**WHAT IS ASKED:** Look through the data and write out every line with the word "Thursday" in it.

**EXERCISE MATERIAL:**
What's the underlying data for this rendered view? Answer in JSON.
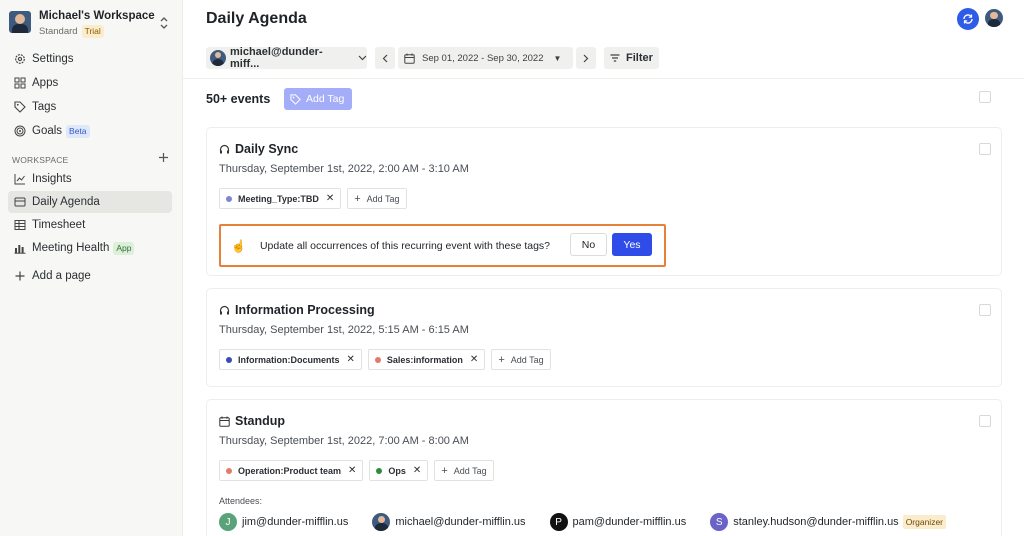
{
  "sidebar": {
    "workspace_name": "Michael's Workspace",
    "workspace_plan": "Standard",
    "plan_badge": "Trial",
    "items_top": [
      {
        "label": "Settings",
        "icon": "gear-icon"
      },
      {
        "label": "Apps",
        "icon": "grid-icon"
      },
      {
        "label": "Tags",
        "icon": "tag-icon"
      },
      {
        "label": "Goals",
        "icon": "target-icon",
        "badge": "Beta"
      }
    ],
    "workspace_label": "WORKSPACE",
    "items_ws": [
      {
        "label": "Insights",
        "icon": "chart-line-icon"
      },
      {
        "label": "Daily Agenda",
        "icon": "agenda-icon",
        "active": true
      },
      {
        "label": "Timesheet",
        "icon": "table-icon"
      },
      {
        "label": "Meeting Health",
        "icon": "bar-chart-icon",
        "badge": "App"
      }
    ],
    "add_page": "Add a page"
  },
  "header": {
    "title": "Daily Agenda"
  },
  "toolbar": {
    "user": "michael@dunder-miff...",
    "date_range": "Sep 01, 2022 - Sep 30, 2022",
    "filter": "Filter"
  },
  "summary": {
    "count": "50+ events",
    "add_tag": "Add Tag"
  },
  "events": [
    {
      "title": "Daily Sync",
      "time": "Thursday, September 1st, 2022, 2:00 AM - 3:10 AM",
      "tags": [
        {
          "label": "Meeting_Type:TBD",
          "color": "#7b86d6"
        }
      ],
      "add_tag": "Add Tag",
      "prompt": {
        "message": "Update all occurrences of this recurring event with these tags?",
        "no": "No",
        "yes": "Yes"
      }
    },
    {
      "title": "Information Processing",
      "time": "Thursday, September 1st, 2022, 5:15 AM - 6:15 AM",
      "tags": [
        {
          "label": "Information:Documents",
          "color": "#3a4bb8"
        },
        {
          "label": "Sales:information",
          "color": "#e47a6a"
        }
      ],
      "add_tag": "Add Tag"
    },
    {
      "title": "Standup",
      "time": "Thursday, September 1st, 2022, 7:00 AM - 8:00 AM",
      "tags": [
        {
          "label": "Operation:Product team",
          "color": "#e47a6a"
        },
        {
          "label": "Ops",
          "color": "#2e8b3e"
        }
      ],
      "add_tag": "Add Tag",
      "attendees_label": "Attendees:",
      "attendees": [
        {
          "initial": "J",
          "email": "jim@dunder-mifflin.us",
          "color": "#5aa37a"
        },
        {
          "initial": "",
          "email": "michael@dunder-mifflin.us",
          "color": "#3e5a7e"
        },
        {
          "initial": "P",
          "email": "pam@dunder-mifflin.us",
          "color": "#111111"
        },
        {
          "initial": "S",
          "email": "stanley.hudson@dunder-mifflin.us",
          "color": "#6a63c8",
          "badge": "Organizer"
        }
      ]
    }
  ]
}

**COMPLETE OUTPUT:**
      "time": "Thursday, September 1st, 2022, 2:00 AM - 3:10 AM",
      "time": "Thursday, September 1st, 2022, 5:15 AM - 6:15 AM",
      "time": "Thursday, September 1st, 2022, 7:00 AM - 8:00 AM",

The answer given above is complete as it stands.